* Set task *
Give all of the lines again exactly as they read.

Records about charts and figures
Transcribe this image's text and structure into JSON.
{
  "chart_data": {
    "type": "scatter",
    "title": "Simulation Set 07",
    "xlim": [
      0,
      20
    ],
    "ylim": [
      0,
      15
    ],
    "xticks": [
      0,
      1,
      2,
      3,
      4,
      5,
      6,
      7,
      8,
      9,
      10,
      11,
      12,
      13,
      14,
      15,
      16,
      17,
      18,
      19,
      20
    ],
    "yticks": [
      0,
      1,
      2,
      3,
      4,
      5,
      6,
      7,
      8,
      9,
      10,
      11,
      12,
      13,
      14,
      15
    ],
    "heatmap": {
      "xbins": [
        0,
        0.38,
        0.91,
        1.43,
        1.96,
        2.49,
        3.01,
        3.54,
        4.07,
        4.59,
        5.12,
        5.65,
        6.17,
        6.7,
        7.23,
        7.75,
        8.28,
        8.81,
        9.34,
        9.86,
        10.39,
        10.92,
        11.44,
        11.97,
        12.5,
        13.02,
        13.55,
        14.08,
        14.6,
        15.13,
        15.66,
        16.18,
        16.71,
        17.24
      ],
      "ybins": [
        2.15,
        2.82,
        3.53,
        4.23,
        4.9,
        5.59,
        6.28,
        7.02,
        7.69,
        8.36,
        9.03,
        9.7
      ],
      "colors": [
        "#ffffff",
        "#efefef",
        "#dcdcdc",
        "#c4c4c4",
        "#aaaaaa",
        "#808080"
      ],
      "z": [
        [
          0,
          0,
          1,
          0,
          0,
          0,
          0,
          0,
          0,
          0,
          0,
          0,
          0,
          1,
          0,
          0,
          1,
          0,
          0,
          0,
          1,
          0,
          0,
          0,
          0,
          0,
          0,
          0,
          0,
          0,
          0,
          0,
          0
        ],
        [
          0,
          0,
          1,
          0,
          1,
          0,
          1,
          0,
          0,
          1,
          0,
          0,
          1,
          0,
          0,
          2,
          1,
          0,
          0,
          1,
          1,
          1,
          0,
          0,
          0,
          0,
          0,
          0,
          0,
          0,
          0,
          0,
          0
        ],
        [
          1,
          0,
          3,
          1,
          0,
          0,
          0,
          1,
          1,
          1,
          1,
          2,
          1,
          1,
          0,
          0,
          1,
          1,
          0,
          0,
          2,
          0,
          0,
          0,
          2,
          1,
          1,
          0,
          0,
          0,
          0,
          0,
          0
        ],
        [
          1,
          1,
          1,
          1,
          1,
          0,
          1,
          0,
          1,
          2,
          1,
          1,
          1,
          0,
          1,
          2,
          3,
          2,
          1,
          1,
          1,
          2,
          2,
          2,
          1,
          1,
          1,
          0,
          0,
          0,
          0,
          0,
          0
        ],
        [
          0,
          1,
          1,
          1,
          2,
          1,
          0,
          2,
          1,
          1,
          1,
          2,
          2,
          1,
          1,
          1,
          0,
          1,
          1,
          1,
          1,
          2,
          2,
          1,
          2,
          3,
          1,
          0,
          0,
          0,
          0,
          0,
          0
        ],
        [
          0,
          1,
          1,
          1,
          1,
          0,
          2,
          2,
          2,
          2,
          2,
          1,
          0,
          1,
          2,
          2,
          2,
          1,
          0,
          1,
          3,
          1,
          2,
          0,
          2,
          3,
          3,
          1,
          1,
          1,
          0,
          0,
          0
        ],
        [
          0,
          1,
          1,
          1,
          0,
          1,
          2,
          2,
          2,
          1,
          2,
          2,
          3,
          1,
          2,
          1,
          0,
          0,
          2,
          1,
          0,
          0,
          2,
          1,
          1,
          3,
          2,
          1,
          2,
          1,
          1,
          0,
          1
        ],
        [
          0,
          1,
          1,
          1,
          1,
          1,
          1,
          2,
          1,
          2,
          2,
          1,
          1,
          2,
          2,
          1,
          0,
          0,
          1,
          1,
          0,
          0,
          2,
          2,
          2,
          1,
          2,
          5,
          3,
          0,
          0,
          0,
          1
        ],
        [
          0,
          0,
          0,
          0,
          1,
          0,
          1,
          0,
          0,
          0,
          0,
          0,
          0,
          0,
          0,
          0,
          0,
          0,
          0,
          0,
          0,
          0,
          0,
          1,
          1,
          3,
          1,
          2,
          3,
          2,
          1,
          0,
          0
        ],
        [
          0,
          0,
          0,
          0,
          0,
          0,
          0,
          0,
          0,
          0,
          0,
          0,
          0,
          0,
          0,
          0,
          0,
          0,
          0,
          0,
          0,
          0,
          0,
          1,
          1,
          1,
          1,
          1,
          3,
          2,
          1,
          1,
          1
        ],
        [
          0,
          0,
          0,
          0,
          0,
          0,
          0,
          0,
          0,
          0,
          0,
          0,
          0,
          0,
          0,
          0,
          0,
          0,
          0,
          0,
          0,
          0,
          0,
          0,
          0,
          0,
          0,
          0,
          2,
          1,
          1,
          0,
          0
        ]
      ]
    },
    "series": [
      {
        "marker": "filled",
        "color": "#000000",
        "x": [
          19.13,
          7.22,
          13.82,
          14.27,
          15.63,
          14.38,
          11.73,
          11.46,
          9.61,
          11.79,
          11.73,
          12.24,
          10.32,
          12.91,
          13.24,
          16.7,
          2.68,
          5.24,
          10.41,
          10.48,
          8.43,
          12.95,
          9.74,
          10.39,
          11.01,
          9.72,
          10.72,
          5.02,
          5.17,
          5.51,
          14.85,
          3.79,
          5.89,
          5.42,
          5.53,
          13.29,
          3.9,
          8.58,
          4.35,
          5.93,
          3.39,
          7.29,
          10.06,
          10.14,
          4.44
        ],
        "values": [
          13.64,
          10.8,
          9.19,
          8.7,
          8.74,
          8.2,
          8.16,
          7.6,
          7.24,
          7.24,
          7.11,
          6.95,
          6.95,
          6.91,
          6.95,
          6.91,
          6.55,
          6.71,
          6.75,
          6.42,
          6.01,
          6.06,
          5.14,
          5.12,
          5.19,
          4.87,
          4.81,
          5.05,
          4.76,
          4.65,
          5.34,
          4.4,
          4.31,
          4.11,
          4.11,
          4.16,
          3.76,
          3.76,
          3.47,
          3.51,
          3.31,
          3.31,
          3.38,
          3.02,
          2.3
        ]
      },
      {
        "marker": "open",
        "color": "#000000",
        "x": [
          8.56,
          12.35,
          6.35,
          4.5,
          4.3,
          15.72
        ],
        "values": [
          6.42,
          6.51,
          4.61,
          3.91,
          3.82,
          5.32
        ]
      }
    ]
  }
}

* Result *
Transcribe this image's text and structure into JSON.
{
  "chart_data": {
    "type": "scatter",
    "title": "Simulation Set 07",
    "xlim": [
      0,
      20
    ],
    "ylim": [
      0,
      15
    ],
    "xticks": [
      0,
      1,
      2,
      3,
      4,
      5,
      6,
      7,
      8,
      9,
      10,
      11,
      12,
      13,
      14,
      15,
      16,
      17,
      18,
      19,
      20
    ],
    "yticks": [
      0,
      1,
      2,
      3,
      4,
      5,
      6,
      7,
      8,
      9,
      10,
      11,
      12,
      13,
      14,
      15
    ],
    "heatmap": {
      "xbins": [
        0,
        0.38,
        0.91,
        1.43,
        1.96,
        2.49,
        3.01,
        3.54,
        4.07,
        4.59,
        5.12,
        5.65,
        6.17,
        6.7,
        7.23,
        7.75,
        8.28,
        8.81,
        9.34,
        9.86,
        10.39,
        10.92,
        11.44,
        11.97,
        12.5,
        13.02,
        13.55,
        14.08,
        14.6,
        15.13,
        15.66,
        16.18,
        16.71,
        17.24
      ],
      "ybins": [
        2.15,
        2.82,
        3.53,
        4.23,
        4.9,
        5.59,
        6.28,
        7.02,
        7.69,
        8.36,
        9.03,
        9.7
      ],
      "colors": [
        "#ffffff",
        "#efefef",
        "#dcdcdc",
        "#c4c4c4",
        "#aaaaaa",
        "#808080"
      ],
      "z": [
        [
          0,
          0,
          1,
          0,
          0,
          0,
          0,
          0,
          0,
          0,
          0,
          0,
          0,
          1,
          0,
          0,
          1,
          0,
          0,
          0,
          1,
          0,
          0,
          0,
          0,
          0,
          0,
          0,
          0,
          0,
          0,
          0,
          0
        ],
        [
          0,
          0,
          1,
          0,
          1,
          0,
          1,
          0,
          0,
          1,
          0,
          0,
          1,
          0,
          0,
          2,
          1,
          0,
          0,
          1,
          1,
          1,
          0,
          0,
          0,
          0,
          0,
          0,
          0,
          0,
          0,
          0,
          0
        ],
        [
          1,
          0,
          3,
          1,
          0,
          0,
          0,
          1,
          1,
          1,
          1,
          2,
          1,
          1,
          0,
          0,
          1,
          1,
          0,
          0,
          2,
          0,
          0,
          0,
          2,
          1,
          1,
          0,
          0,
          0,
          0,
          0,
          0
        ],
        [
          1,
          1,
          1,
          1,
          1,
          0,
          1,
          0,
          1,
          2,
          1,
          1,
          1,
          0,
          1,
          2,
          3,
          2,
          1,
          1,
          1,
          2,
          2,
          2,
          1,
          1,
          1,
          0,
          0,
          0,
          0,
          0,
          0
        ],
        [
          0,
          1,
          1,
          1,
          2,
          1,
          0,
          2,
          1,
          1,
          1,
          2,
          2,
          1,
          1,
          1,
          0,
          1,
          1,
          1,
          1,
          2,
          2,
          1,
          2,
          3,
          1,
          0,
          0,
          0,
          0,
          0,
          0
        ],
        [
          0,
          1,
          1,
          1,
          1,
          0,
          2,
          2,
          2,
          2,
          2,
          1,
          0,
          1,
          2,
          2,
          2,
          1,
          0,
          1,
          3,
          1,
          2,
          0,
          2,
          3,
          3,
          1,
          1,
          1,
          0,
          0,
          0
        ],
        [
          0,
          1,
          1,
          1,
          0,
          1,
          2,
          2,
          2,
          1,
          2,
          2,
          3,
          1,
          2,
          1,
          0,
          0,
          2,
          1,
          0,
          0,
          2,
          1,
          1,
          3,
          2,
          1,
          2,
          1,
          1,
          0,
          1
        ],
        [
          0,
          1,
          1,
          1,
          1,
          1,
          1,
          2,
          1,
          2,
          2,
          1,
          1,
          2,
          2,
          1,
          0,
          0,
          1,
          1,
          0,
          0,
          2,
          2,
          2,
          1,
          2,
          5,
          3,
          0,
          0,
          0,
          1
        ],
        [
          0,
          0,
          0,
          0,
          1,
          0,
          1,
          0,
          0,
          0,
          0,
          0,
          0,
          0,
          0,
          0,
          0,
          0,
          0,
          0,
          0,
          0,
          0,
          1,
          1,
          3,
          1,
          2,
          3,
          2,
          1,
          0,
          0
        ],
        [
          0,
          0,
          0,
          0,
          0,
          0,
          0,
          0,
          0,
          0,
          0,
          0,
          0,
          0,
          0,
          0,
          0,
          0,
          0,
          0,
          0,
          0,
          0,
          1,
          1,
          1,
          1,
          1,
          3,
          2,
          1,
          1,
          1
        ],
        [
          0,
          0,
          0,
          0,
          0,
          0,
          0,
          0,
          0,
          0,
          0,
          0,
          0,
          0,
          0,
          0,
          0,
          0,
          0,
          0,
          0,
          0,
          0,
          0,
          0,
          0,
          0,
          0,
          2,
          1,
          1,
          0,
          0
        ]
      ]
    },
    "series": [
      {
        "marker": "filled",
        "color": "#000000",
        "x": [
          19.13,
          7.22,
          13.82,
          14.27,
          15.63,
          14.38,
          11.73,
          11.46,
          9.61,
          11.79,
          11.73,
          12.24,
          10.32,
          12.91,
          13.24,
          16.7,
          2.68,
          5.24,
          10.41,
          10.48,
          8.43,
          12.95,
          9.74,
          10.39,
          11.01,
          9.72,
          10.72,
          5.02,
          5.17,
          5.51,
          14.85,
          3.79,
          5.89,
          5.42,
          5.53,
          13.29,
          3.9,
          8.58,
          4.35,
          5.93,
          3.39,
          7.29,
          10.06,
          10.14,
          4.44
        ],
        "values": [
          13.64,
          10.8,
          9.19,
          8.7,
          8.74,
          8.2,
          8.16,
          7.6,
          7.24,
          7.24,
          7.11,
          6.95,
          6.95,
          6.91,
          6.95,
          6.91,
          6.55,
          6.71,
          6.75,
          6.42,
          6.01,
          6.06,
          5.14,
          5.12,
          5.19,
          4.87,
          4.81,
          5.05,
          4.76,
          4.65,
          5.34,
          4.4,
          4.31,
          4.11,
          4.11,
          4.16,
          3.76,
          3.76,
          3.47,
          3.51,
          3.31,
          3.31,
          3.38,
          3.02,
          2.3
        ]
      },
      {
        "marker": "open",
        "color": "#000000",
        "x": [
          8.56,
          12.35,
          6.35,
          4.5,
          4.3,
          15.72
        ],
        "values": [
          6.42,
          6.51,
          4.61,
          3.91,
          3.82,
          5.32
        ]
      }
    ]
  }
}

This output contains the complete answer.